QUOTED PASSAGE -
= = =

Starvation prevention: The task with the smallest runtime (or virtual runtime) is always selected, so eventually every task is served.
Interactivity: An I/O‑bound task that spends most of its time sleeping will have a very small runtime; when it wakes up, it will be scheduled immediately (or very soon) because its virtual runtime is far behind others.

Now let’s dive into the two core mechanisms that make this possible: virtual runtime and the red‑black tree.

2. Virtual Runtime: The Heart of CFS

2.1 The Ideal Multi‑Tasking CPU Model

Imagine a CPU that can run all runnable tasks simultaneously, each at a speed of 1/n of the real CPU. In such an ideal system, after t real seconds, each of n tasks would have accumulated exactly t/n seconds of CPU time. CFS’s goal is to approximate this ideal behaviour on a physical CPU where only one task runs at a time.

It does so by tracking virtual runtime (vruntime). For each task, vruntime is a monotonically increasing number representing how much CPU time the task has actually received, but scaled by its priority weight. The key invariant is: under perfect fairness, all tasks would have the same vruntime. When a task runs, its vruntime advances faster if it has a lower priority (high nice value) and slower if it has a higher priority (low nice value). Thus, “fairness” means equalising vruntime across all tasks.

2.2 Calculating Virtual Runtime

The basic formula for updating vruntime during a scheduler tick or at context switch is:

vruntime += delta_exec * (NICE_0_LOAD / weight)

Where:

delta_exec is the actual physical CPU time the task just consumed (in nanoseconds).
weight is the task’s load weight derived from its nice value.
NICE_0_LOAD is the weight corresponding to nice 0 (typically 1024). This constant normalises the scaling: a task with nice 0 (weight = NICE_0_LOAD) sees vruntime advance exactly as real time; a nicer task (higher nice value, lower weight) sees vruntime advance faster than real time; a “higher priority” task (lower nice value, higher weight) sees vruntime advance slower.

This scaling ensures that after equal physical time, low‑priority tasks accumulate more vruntime than high‑priority tasks. Consequently, the scheduler will choose high‑priority tasks more often because their vruntime is smaller.

Let’s illustrate with two tasks:

Task A: nice 0 (weight 1024)
Task B: nice 10 (weight roughly 110? – exact table in kernel source)

= = =

RECORDS SHOWN -

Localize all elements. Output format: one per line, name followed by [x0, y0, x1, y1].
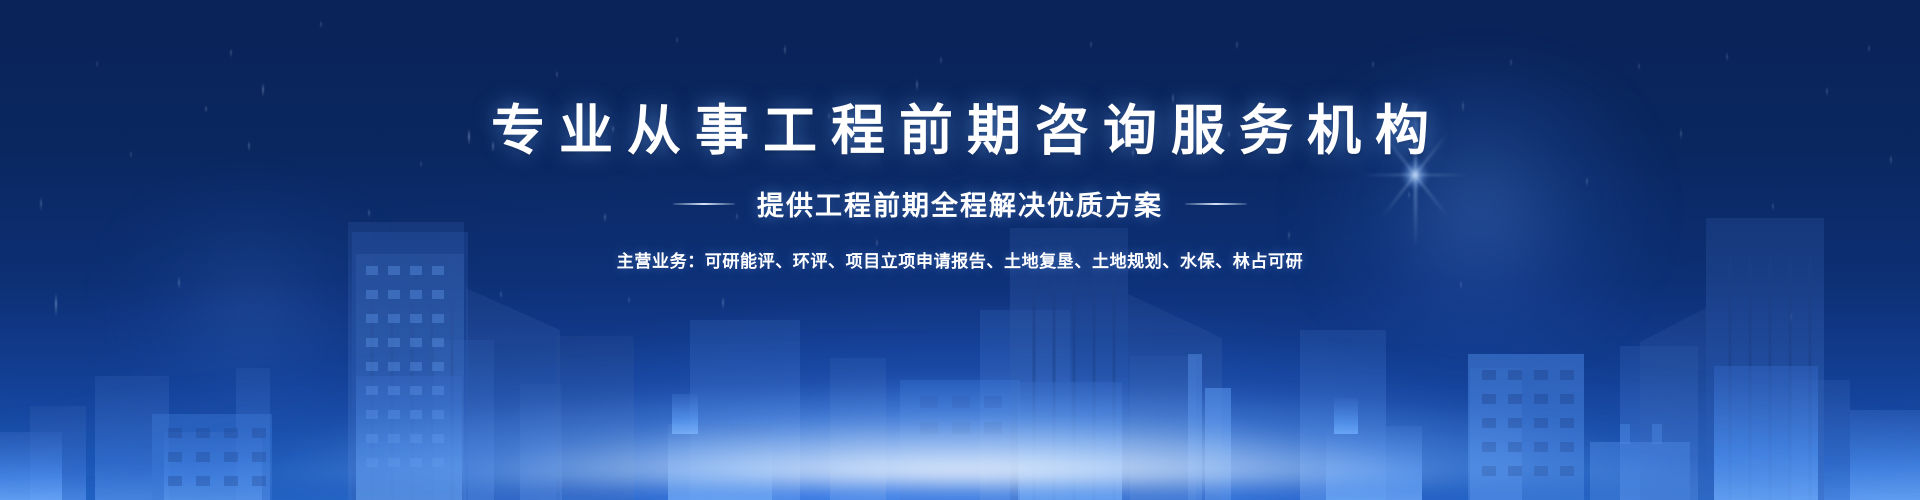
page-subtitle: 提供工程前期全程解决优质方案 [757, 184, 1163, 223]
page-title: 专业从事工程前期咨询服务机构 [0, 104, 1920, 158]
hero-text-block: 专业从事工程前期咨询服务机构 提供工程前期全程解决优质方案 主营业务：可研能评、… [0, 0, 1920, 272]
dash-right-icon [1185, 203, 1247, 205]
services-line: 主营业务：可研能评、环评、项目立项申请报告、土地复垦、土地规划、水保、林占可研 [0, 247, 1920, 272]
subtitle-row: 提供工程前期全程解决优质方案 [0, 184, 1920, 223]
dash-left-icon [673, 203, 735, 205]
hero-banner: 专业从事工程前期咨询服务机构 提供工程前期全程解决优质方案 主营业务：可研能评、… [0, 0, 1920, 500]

= = =

REQUEST A -
Answer the following from the CFS text:
(i) After t real seconds in the ideal multi-tasking model, how much CPU time would each of n tasks have accumulated?
(ii) What value does NICE_0_LOAD typically have?
(iii) Why is an I/O-bound task scheduled immediately or very soon when it wakes up?
REQUEST B -
Continue the CFS text, starting after its final line.

WRITTEN ANSWER A -
(i) Exactly t/n seconds.
(ii) 1024.
(iii) Its virtual runtime is far behind that of the other tasks.

WRITTEN ANSWER B -
If both are CPU‑bound and run in a round‑robin fashion, after each gets 1 ms of CPU time, A’s vruntime increases by 1 ms (since weight = NICE_0_LOAD), while B’s vruntime increases by about 1 ms * (1024 / 110) ≈ 9.3 ms. Hence B’s vruntime grows much faster. The scheduler will always pick the task with the smallest vruntime, which will be A most of the time. Over many cycles, A may run nine times for every one time B runs, approximating the expected weight ratio.

2.3 The Nice‑to‑Weight Mapping

The mapping from nice value (‑20 to +19) to weight is not linear but exponential, following a fixed table used in many OS schedulers. The weight roughly doubles every “nice step” of 5. The kernel defines an array sched_prio_to_weight[40] that maps priority (0..39; 0 corresponds to nice ‑20, 39 to nice +19) to a weight. The values are chosen so that a task with nice 0 (priority 20) has weight 1024, nice ‑20 (priority 0) has weight 88761, and nice +19 (priority 39) has weight 15.

Why exponential? Because the difference in CPU share between two tasks with nice values 0 and 1 is much smaller than between 19 and 20. Users perceive CPU time logarithmically; the exponential mapping gives a consistent “feel” across the whole range.

2.4 When Is Virtual Runtime Updated?

vruntime is updated at three main events:

Timer tick: The kernel regularly checks whether the current task has exhausted its time quantum. In CFS, there is no fixed time slice; instead, the scheduler checks if the current task’s vruntime has grown beyond the minimum vruntime of any other runnable task by a certain threshold. This is known as the dynamic timeslice model.
Voluntary preemption: When a task calls sched_yield() or blocks on a mutex, the scheduler may switch to a task with smaller vruntime.
Wake‑up: When a task becomes runnable again (e.g., I/O completion), its vruntime may have been frozen during sleep. The scheduler then decides whether the new task should preempt the currently running task (wake‑up preemption).

The core scheduling decision loop can be summarised:

Maintain a red‑black tree of runnable tasks keyed by vruntime.
Pick the leftmost node (smallest vruntime) as the next task to run.
While the task runs, its vruntime is increased at a rate proportional to NICE_0_LOAD / weight.
When the vruntime of the current task becomes larger than the leftmost vruntime of the tree by a threshold (sched_min_granularity), a context switch is forced.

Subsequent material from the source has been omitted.